WORK REQUIRED ▸ Can the data below be set down again exactly, line for line?

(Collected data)

......

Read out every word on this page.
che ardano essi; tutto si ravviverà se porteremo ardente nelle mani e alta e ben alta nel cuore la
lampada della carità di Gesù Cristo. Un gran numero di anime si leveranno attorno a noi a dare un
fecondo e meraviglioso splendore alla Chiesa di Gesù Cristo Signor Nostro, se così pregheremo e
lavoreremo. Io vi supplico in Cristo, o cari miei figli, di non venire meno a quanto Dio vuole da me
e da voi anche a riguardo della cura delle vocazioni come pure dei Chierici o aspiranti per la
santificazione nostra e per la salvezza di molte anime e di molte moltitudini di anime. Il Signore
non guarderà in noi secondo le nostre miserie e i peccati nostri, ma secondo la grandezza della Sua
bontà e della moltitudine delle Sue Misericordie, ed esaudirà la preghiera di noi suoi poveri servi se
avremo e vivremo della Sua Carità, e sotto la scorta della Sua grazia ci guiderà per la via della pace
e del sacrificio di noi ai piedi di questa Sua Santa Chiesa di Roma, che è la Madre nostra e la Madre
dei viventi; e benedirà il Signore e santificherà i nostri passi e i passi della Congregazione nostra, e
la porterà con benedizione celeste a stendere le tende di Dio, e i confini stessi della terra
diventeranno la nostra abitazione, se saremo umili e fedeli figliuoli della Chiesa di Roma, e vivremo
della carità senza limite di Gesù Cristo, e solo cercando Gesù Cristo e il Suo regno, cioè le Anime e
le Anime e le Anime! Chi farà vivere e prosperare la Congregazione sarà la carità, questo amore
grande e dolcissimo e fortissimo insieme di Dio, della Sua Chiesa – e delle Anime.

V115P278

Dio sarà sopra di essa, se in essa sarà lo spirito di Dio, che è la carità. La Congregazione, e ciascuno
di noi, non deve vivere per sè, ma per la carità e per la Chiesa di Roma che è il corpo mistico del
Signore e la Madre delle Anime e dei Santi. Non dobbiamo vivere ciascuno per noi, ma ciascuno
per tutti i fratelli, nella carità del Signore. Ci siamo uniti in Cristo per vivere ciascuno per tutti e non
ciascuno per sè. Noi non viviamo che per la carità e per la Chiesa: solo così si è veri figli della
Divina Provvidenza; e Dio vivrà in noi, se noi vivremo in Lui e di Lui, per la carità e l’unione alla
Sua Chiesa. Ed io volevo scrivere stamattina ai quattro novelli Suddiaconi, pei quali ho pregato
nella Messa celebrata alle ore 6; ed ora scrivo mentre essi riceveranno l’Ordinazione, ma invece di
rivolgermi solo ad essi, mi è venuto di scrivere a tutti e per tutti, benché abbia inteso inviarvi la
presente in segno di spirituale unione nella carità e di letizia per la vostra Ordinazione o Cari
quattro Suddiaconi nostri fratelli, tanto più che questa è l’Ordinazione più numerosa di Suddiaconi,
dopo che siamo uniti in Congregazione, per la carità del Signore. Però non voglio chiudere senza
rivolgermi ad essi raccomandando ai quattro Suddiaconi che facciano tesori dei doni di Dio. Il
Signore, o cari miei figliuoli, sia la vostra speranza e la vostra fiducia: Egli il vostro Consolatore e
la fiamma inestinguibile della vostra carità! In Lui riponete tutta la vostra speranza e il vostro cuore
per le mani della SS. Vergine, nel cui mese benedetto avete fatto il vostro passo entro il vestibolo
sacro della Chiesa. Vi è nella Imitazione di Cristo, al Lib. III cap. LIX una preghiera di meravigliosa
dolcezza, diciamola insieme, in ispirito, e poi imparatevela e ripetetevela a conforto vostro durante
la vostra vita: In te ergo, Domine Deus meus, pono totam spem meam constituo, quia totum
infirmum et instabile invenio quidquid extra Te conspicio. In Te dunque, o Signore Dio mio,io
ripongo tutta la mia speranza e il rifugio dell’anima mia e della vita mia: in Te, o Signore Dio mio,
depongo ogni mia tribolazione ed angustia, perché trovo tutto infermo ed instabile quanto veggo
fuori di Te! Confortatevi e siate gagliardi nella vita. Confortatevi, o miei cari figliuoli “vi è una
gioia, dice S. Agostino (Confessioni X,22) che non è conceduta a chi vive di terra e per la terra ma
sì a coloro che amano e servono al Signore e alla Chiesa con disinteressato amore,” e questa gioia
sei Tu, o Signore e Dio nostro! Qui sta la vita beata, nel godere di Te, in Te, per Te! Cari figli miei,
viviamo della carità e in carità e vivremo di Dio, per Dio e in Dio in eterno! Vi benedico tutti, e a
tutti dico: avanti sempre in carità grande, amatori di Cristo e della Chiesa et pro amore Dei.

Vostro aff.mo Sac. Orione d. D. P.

......

EXPECTED ANSWER ▸
Read out every word on this page.
che ardano essi; tutto si ravviverà se porteremo ardente nelle mani e alta e ben alta nel cuore la
lampada della carità di Gesù Cristo. Un gran numero di anime si leveranno attorno a noi a dare un
fecondo e meraviglioso splendore alla Chiesa di Gesù Cristo Signor Nostro, se così pregheremo e
lavoreremo. Io vi supplico in Cristo, o cari miei figli, di non venire meno a quanto Dio vuole da me
e da voi anche a riguardo della cura delle vocazioni come pure dei Chierici o aspiranti per la
santificazione nostra e per la salvezza di molte anime e di molte moltitudini di anime. Il Signore
non guarderà in noi secondo le nostre miserie e i peccati nostri, ma secondo la grandezza della Sua
bontà e della moltitudine delle Sue Misericordie, ed esaudirà la preghiera di noi suoi poveri servi se
avremo e vivremo della Sua Carità, e sotto la scorta della Sua grazia ci guiderà per la via della pace
e del sacrificio di noi ai piedi di questa Sua Santa Chiesa di Roma, che è la Madre nostra e la Madre
dei viventi; e benedirà il Signore e santificherà i nostri passi e i passi della Congregazione nostra, e
la porterà con benedizione celeste a stendere le tende di Dio, e i confini stessi della terra
diventeranno la nostra abitazione, se saremo umili e fedeli figliuoli della Chiesa di Roma, e vivremo
della carità senza limite di Gesù Cristo, e solo cercando Gesù Cristo e il Suo regno, cioè le Anime e
le Anime e le Anime! Chi farà vivere e prosperare la Congregazione sarà la carità, questo amore
grande e dolcissimo e fortissimo insieme di Dio, della Sua Chiesa – e delle Anime.

V115P278

Dio sarà sopra di essa, se in essa sarà lo spirito di Dio, che è la carità. La Congregazione, e ciascuno
di noi, non deve vivere per sè, ma per la carità e per la Chiesa di Roma che è il corpo mistico del
Signore e la Madre delle Anime e dei Santi. Non dobbiamo vivere ciascuno per noi, ma ciascuno
per tutti i fratelli, nella carità del Signore. Ci siamo uniti in Cristo per vivere ciascuno per tutti e non
ciascuno per sè. Noi non viviamo che per la carità e per la Chiesa: solo così si è veri figli della
Divina Provvidenza; e Dio vivrà in noi, se noi vivremo in Lui e di Lui, per la carità e l’unione alla
Sua Chiesa. Ed io volevo scrivere stamattina ai quattro novelli Suddiaconi, pei quali ho pregato
nella Messa celebrata alle ore 6; ed ora scrivo mentre essi riceveranno l’Ordinazione, ma invece di
rivolgermi solo ad essi, mi è venuto di scrivere a tutti e per tutti, benché abbia inteso inviarvi la
presente in segno di spirituale unione nella carità e di letizia per la vostra Ordinazione o Cari
quattro Suddiaconi nostri fratelli, tanto più che questa è l’Ordinazione più numerosa di Suddiaconi,
dopo che siamo uniti in Congregazione, per la carità del Signore. Però non voglio chiudere senza
rivolgermi ad essi raccomandando ai quattro Suddiaconi che facciano tesori dei doni di Dio. Il
Signore, o cari miei figliuoli, sia la vostra speranza e la vostra fiducia: Egli il vostro Consolatore e
la fiamma inestinguibile della vostra carità! In Lui riponete tutta la vostra speranza e il vostro cuore
per le mani della SS. Vergine, nel cui mese benedetto avete fatto il vostro passo entro il vestibolo
sacro della Chiesa. Vi è nella Imitazione di Cristo, al Lib. III cap. LIX una preghiera di meravigliosa
dolcezza, diciamola insieme, in ispirito, e poi imparatevela e ripetetevela a conforto vostro durante
la vostra vita: In te ergo, Domine Deus meus, pono totam spem meam constituo, quia totum
infirmum et instabile invenio quidquid extra Te conspicio. In Te dunque, o Signore Dio mio,io
ripongo tutta la mia speranza e il rifugio dell’anima mia e della vita mia: in Te, o Signore Dio mio,
depongo ogni mia tribolazione ed angustia, perché trovo tutto infermo ed instabile quanto veggo
fuori di Te! Confortatevi e siate gagliardi nella vita. Confortatevi, o miei cari figliuoli “vi è una
gioia, dice S. Agostino (Confessioni X,22) che non è conceduta a chi vive di terra e per la terra ma
sì a coloro che amano e servono al Signore e alla Chiesa con disinteressato amore,” e questa gioia
sei Tu, o Signore e Dio nostro! Qui sta la vita beata, nel godere di Te, in Te, per Te! Cari figli miei,
viviamo della carità e in carità e vivremo di Dio, per Dio e in Dio in eterno! Vi benedico tutti, e a
tutti dico: avanti sempre in carità grande, amatori di Cristo e della Chiesa et pro amore Dei.

Vostro aff.mo Sac. Orione d. D. P.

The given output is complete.